-- START OF Records to process --
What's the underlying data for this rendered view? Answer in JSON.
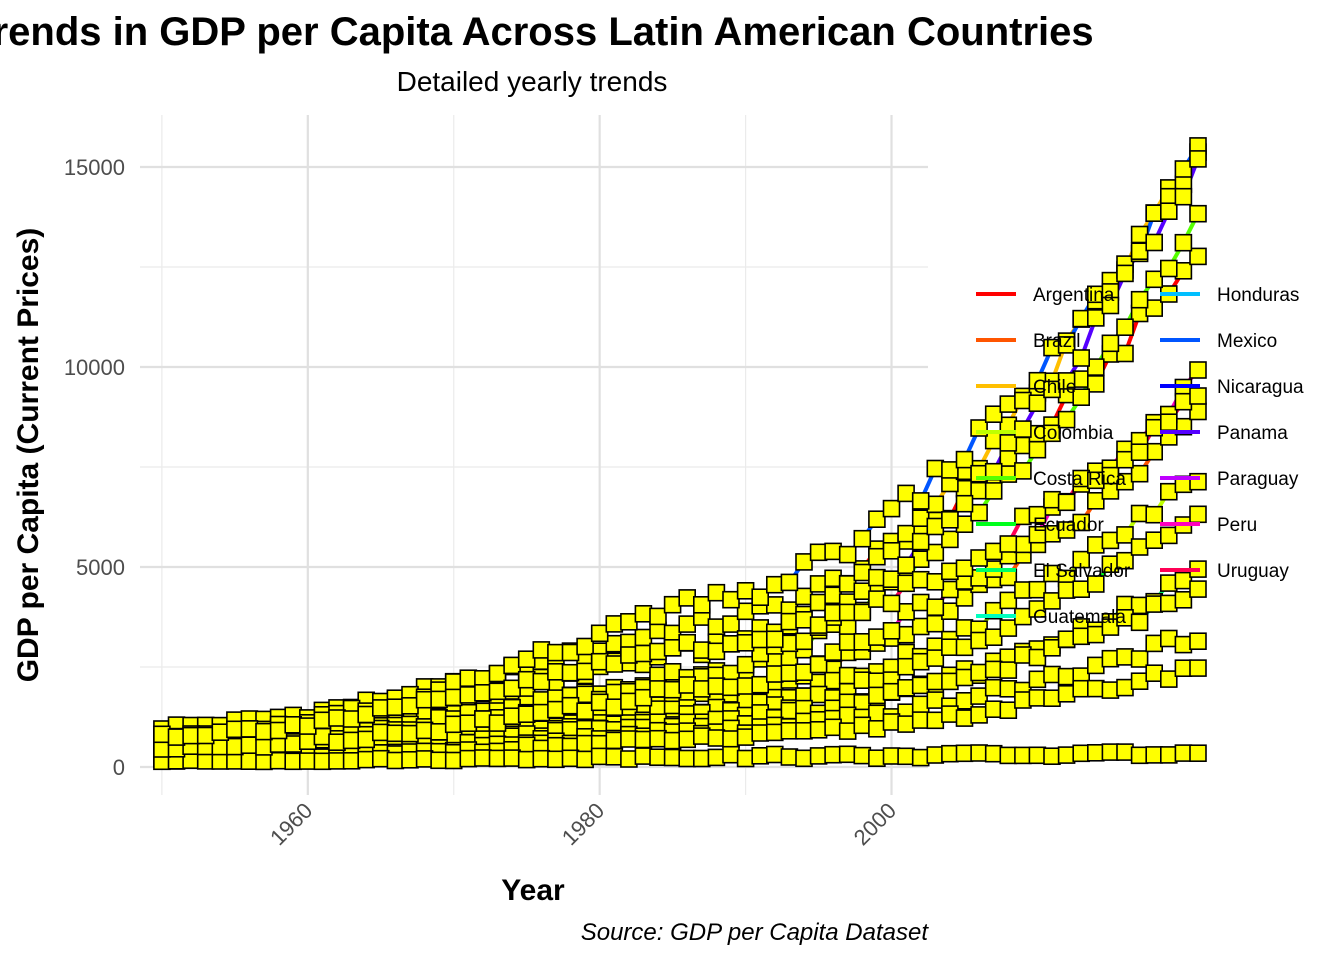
{
  "chart_data": {
    "type": "line",
    "title": "Trends in GDP per Capita Across Latin American Countries",
    "subtitle": "Detailed yearly trends",
    "xlabel": "Year",
    "ylabel": "GDP per Capita (Current Prices)",
    "caption": "Source: GDP per Capita Dataset",
    "xlim": [
      1948.5,
      2002.5
    ],
    "ylim": [
      -700,
      16300
    ],
    "x_ticks": [
      1960,
      1980,
      2000
    ],
    "y_ticks": [
      0,
      5000,
      10000,
      15000
    ],
    "grid": true,
    "legend_position": "right",
    "marker": {
      "shape": "square",
      "fill": "#ffff00",
      "stroke": "#000000"
    },
    "series": [
      {
        "name": "Argentina",
        "color": "#ff0000",
        "start": 1000,
        "mid": 3500,
        "end": 12800,
        "noise": 260
      },
      {
        "name": "Brazil",
        "color": "#ff5500",
        "start": 450,
        "mid": 1700,
        "end": 8800,
        "noise": 200
      },
      {
        "name": "Chile",
        "color": "#ffbf00",
        "start": 700,
        "mid": 2900,
        "end": 15500,
        "noise": 260
      },
      {
        "name": "Colombia",
        "color": "#bfff00",
        "start": 350,
        "mid": 1400,
        "end": 7300,
        "noise": 180
      },
      {
        "name": "Costa Rica",
        "color": "#55ff00",
        "start": 600,
        "mid": 2100,
        "end": 13600,
        "noise": 230
      },
      {
        "name": "Ecuador",
        "color": "#00ff1a",
        "start": 300,
        "mid": 1200,
        "end": 6400,
        "noise": 160
      },
      {
        "name": "El Salvador",
        "color": "#00ff66",
        "start": 250,
        "mid": 1000,
        "end": 4800,
        "noise": 140
      },
      {
        "name": "Guatemala",
        "color": "#00ffbf",
        "start": 300,
        "mid": 1100,
        "end": 4400,
        "noise": 140
      },
      {
        "name": "Honduras",
        "color": "#00bfff",
        "start": 200,
        "mid": 850,
        "end": 3300,
        "noise": 120
      },
      {
        "name": "Mexico",
        "color": "#0055ff",
        "start": 700,
        "mid": 4000,
        "end": 15200,
        "noise": 280
      },
      {
        "name": "Nicaragua",
        "color": "#0000ff",
        "start": 180,
        "mid": 700,
        "end": 2500,
        "noise": 100
      },
      {
        "name": "Panama",
        "color": "#5500ff",
        "start": 500,
        "mid": 2200,
        "end": 15100,
        "noise": 240
      },
      {
        "name": "Paraguay",
        "color": "#bf00ff",
        "start": 150,
        "mid": 260,
        "end": 350,
        "noise": 60
      },
      {
        "name": "Peru",
        "color": "#ff00bf",
        "start": 450,
        "mid": 1900,
        "end": 9800,
        "noise": 210
      },
      {
        "name": "Uruguay",
        "color": "#ff0055",
        "start": 800,
        "mid": 3000,
        "end": 9300,
        "noise": 240
      }
    ],
    "x_start": 1950,
    "x_end": 2021
  }
}
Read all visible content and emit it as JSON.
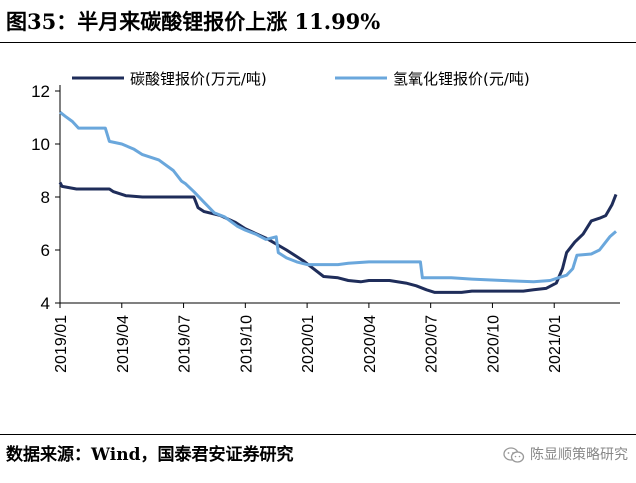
-- END OF Records to process --
> [Do this] All the records need to be repeated exactly, with the images dropped.

> [Exercise solution]
What's the underlying data for this rendered view? Answer in JSON.
{
  "chart_data": {
    "type": "line",
    "title": "Trends in GDP per Capita Across Latin American Countries",
    "subtitle": "Detailed yearly trends",
    "xlabel": "Year",
    "ylabel": "GDP per Capita (Current Prices)",
    "caption": "Source: GDP per Capita Dataset",
    "xlim": [
      1948.5,
      2002.5
    ],
    "ylim": [
      -700,
      16300
    ],
    "x_ticks": [
      1960,
      1980,
      2000
    ],
    "y_ticks": [
      0,
      5000,
      10000,
      15000
    ],
    "grid": true,
    "legend_position": "right",
    "marker": {
      "shape": "square",
      "fill": "#ffff00",
      "stroke": "#000000"
    },
    "series": [
      {
        "name": "Argentina",
        "color": "#ff0000",
        "start": 1000,
        "mid": 3500,
        "end": 12800,
        "noise": 260
      },
      {
        "name": "Brazil",
        "color": "#ff5500",
        "start": 450,
        "mid": 1700,
        "end": 8800,
        "noise": 200
      },
      {
        "name": "Chile",
        "color": "#ffbf00",
        "start": 700,
        "mid": 2900,
        "end": 15500,
        "noise": 260
      },
      {
        "name": "Colombia",
        "color": "#bfff00",
        "start": 350,
        "mid": 1400,
        "end": 7300,
        "noise": 180
      },
      {
        "name": "Costa Rica",
        "color": "#55ff00",
        "start": 600,
        "mid": 2100,
        "end": 13600,
        "noise": 230
      },
      {
        "name": "Ecuador",
        "color": "#00ff1a",
        "start": 300,
        "mid": 1200,
        "end": 6400,
        "noise": 160
      },
      {
        "name": "El Salvador",
        "color": "#00ff66",
        "start": 250,
        "mid": 1000,
        "end": 4800,
        "noise": 140
      },
      {
        "name": "Guatemala",
        "color": "#00ffbf",
        "start": 300,
        "mid": 1100,
        "end": 4400,
        "noise": 140
      },
      {
        "name": "Honduras",
        "color": "#00bfff",
        "start": 200,
        "mid": 850,
        "end": 3300,
        "noise": 120
      },
      {
        "name": "Mexico",
        "color": "#0055ff",
        "start": 700,
        "mid": 4000,
        "end": 15200,
        "noise": 280
      },
      {
        "name": "Nicaragua",
        "color": "#0000ff",
        "start": 180,
        "mid": 700,
        "end": 2500,
        "noise": 100
      },
      {
        "name": "Panama",
        "color": "#5500ff",
        "start": 500,
        "mid": 2200,
        "end": 15100,
        "noise": 240
      },
      {
        "name": "Paraguay",
        "color": "#bf00ff",
        "start": 150,
        "mid": 260,
        "end": 350,
        "noise": 60
      },
      {
        "name": "Peru",
        "color": "#ff00bf",
        "start": 450,
        "mid": 1900,
        "end": 9800,
        "noise": 210
      },
      {
        "name": "Uruguay",
        "color": "#ff0055",
        "start": 800,
        "mid": 3000,
        "end": 9300,
        "noise": 240
      }
    ],
    "x_start": 1950,
    "x_end": 2021
  }
}
Read all visible content and emit it as JSON.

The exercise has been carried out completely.